_INFORMATION GIVEN_:
—————
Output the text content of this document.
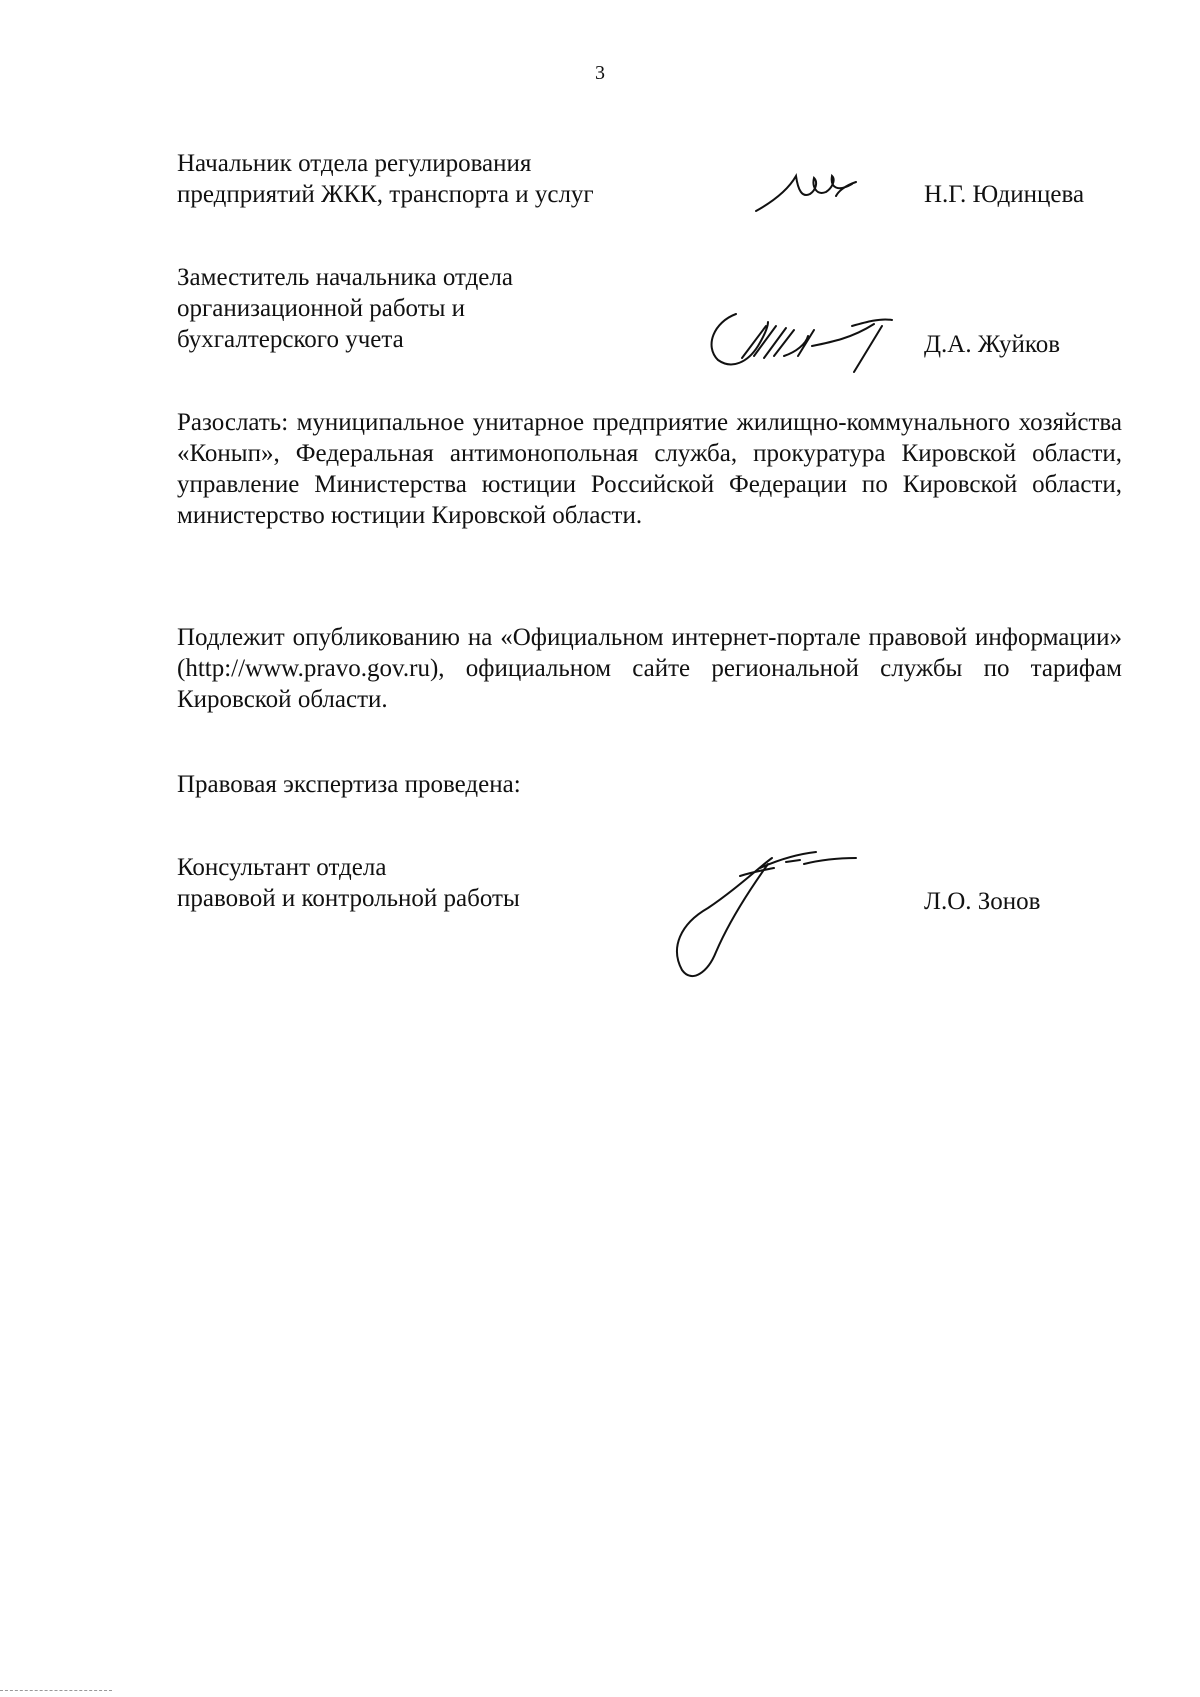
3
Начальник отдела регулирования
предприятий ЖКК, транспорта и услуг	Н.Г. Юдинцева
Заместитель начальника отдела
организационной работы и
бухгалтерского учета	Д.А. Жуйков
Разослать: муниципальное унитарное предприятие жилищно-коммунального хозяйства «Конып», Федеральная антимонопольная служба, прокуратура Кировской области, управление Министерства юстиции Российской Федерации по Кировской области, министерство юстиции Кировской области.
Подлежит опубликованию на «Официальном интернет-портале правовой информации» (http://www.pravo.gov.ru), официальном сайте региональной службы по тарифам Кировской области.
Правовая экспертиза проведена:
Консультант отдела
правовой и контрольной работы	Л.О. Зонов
—————
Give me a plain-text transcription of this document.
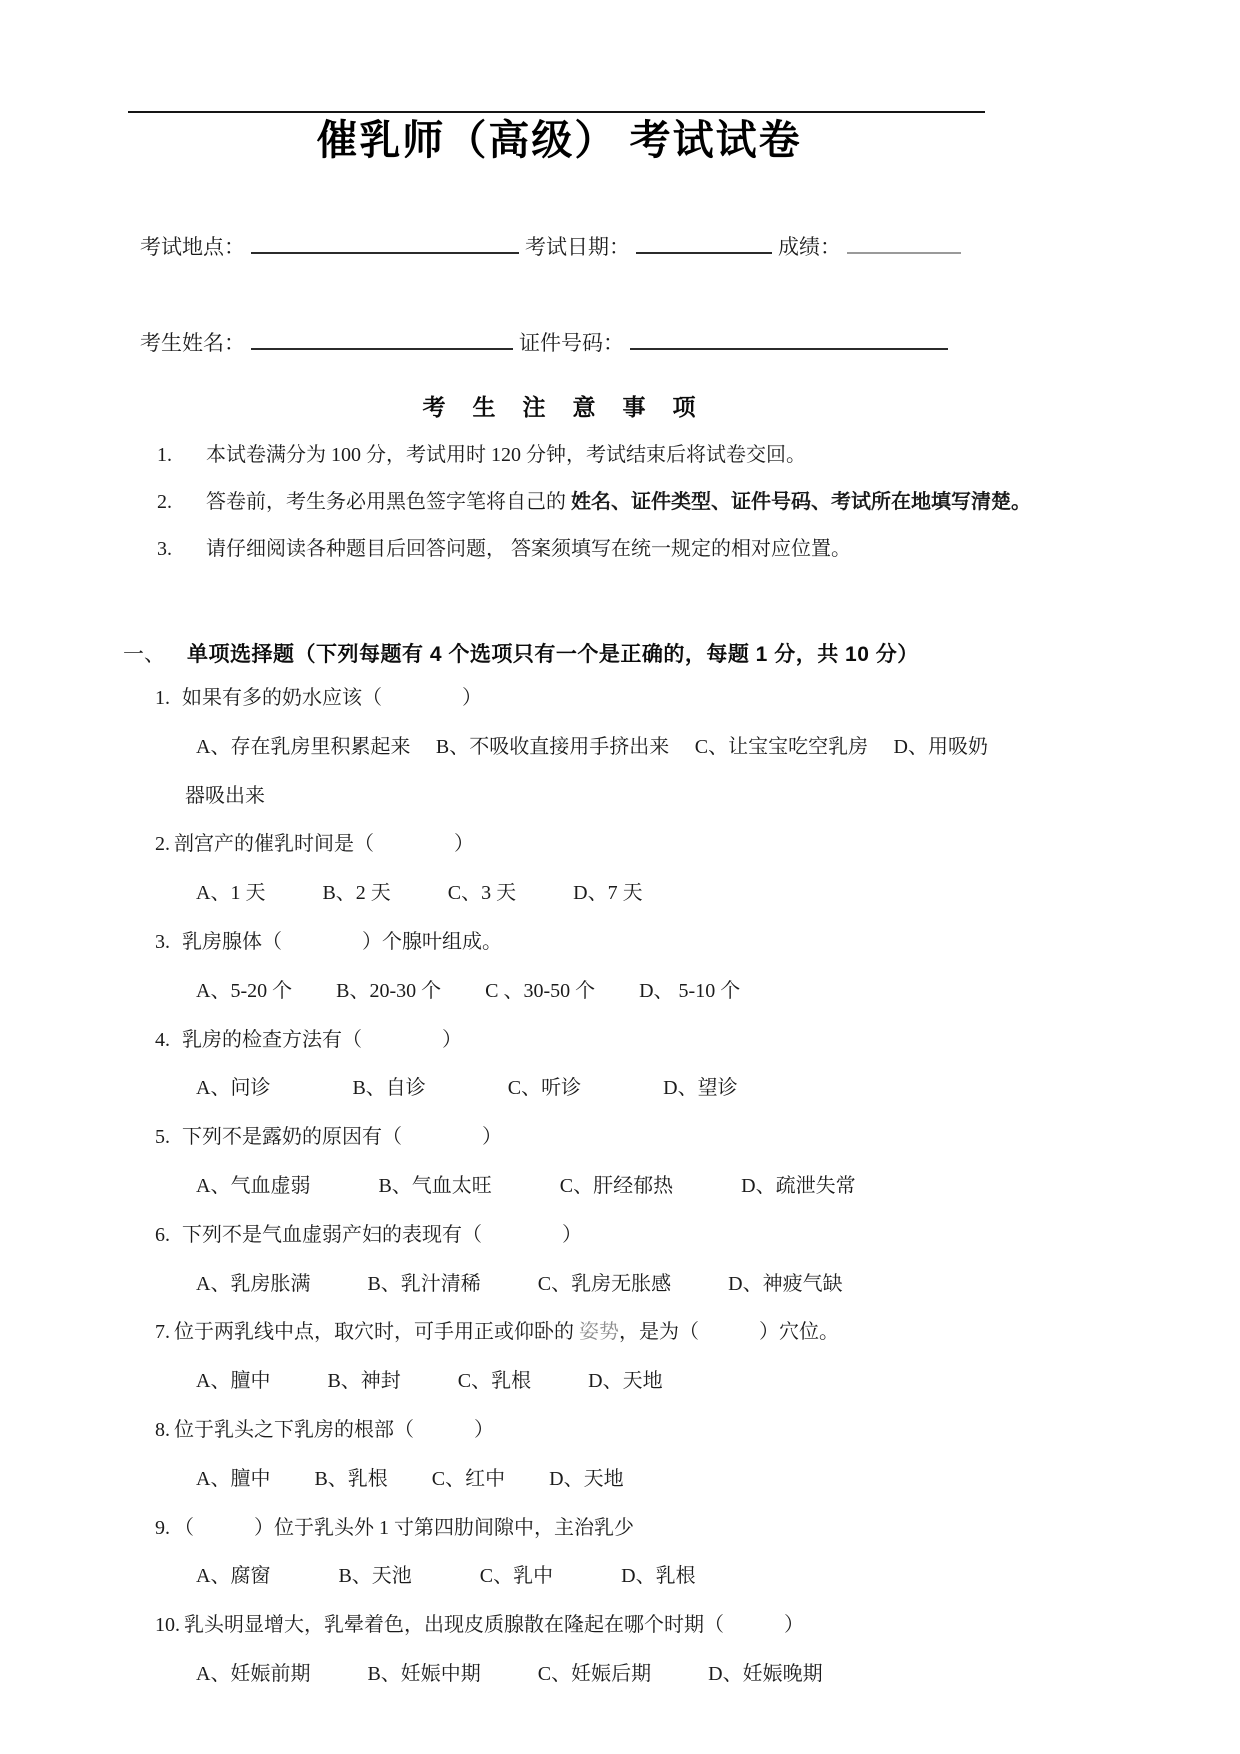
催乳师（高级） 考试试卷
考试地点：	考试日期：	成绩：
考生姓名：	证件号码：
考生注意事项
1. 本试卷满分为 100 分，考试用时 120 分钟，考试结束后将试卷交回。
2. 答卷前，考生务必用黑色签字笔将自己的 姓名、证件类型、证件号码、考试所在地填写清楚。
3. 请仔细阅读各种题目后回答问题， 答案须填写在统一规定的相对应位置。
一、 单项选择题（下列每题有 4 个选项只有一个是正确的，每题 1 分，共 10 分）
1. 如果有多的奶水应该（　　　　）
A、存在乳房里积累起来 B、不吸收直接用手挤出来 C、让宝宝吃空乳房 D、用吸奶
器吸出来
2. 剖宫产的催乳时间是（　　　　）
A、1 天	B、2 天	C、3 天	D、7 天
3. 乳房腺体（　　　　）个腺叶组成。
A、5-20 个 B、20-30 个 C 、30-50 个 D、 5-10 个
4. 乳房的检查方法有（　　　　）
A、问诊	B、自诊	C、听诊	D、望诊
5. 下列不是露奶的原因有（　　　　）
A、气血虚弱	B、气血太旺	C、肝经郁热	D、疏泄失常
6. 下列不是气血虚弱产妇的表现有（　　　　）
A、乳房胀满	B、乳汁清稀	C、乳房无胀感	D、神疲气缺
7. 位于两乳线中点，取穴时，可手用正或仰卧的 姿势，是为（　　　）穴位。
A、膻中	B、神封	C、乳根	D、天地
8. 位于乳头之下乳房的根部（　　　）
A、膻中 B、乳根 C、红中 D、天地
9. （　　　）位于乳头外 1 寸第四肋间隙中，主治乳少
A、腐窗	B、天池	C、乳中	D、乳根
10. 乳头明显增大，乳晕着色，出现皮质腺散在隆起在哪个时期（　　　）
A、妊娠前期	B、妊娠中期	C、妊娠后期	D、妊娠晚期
—————
_TASK STATEMENT_: Find the word "this" in the entries above and gather every line that holds it.

_OUTPUT OF THE TASK_:
Output the text content of this document.
Give me a plain-text transcription of this document.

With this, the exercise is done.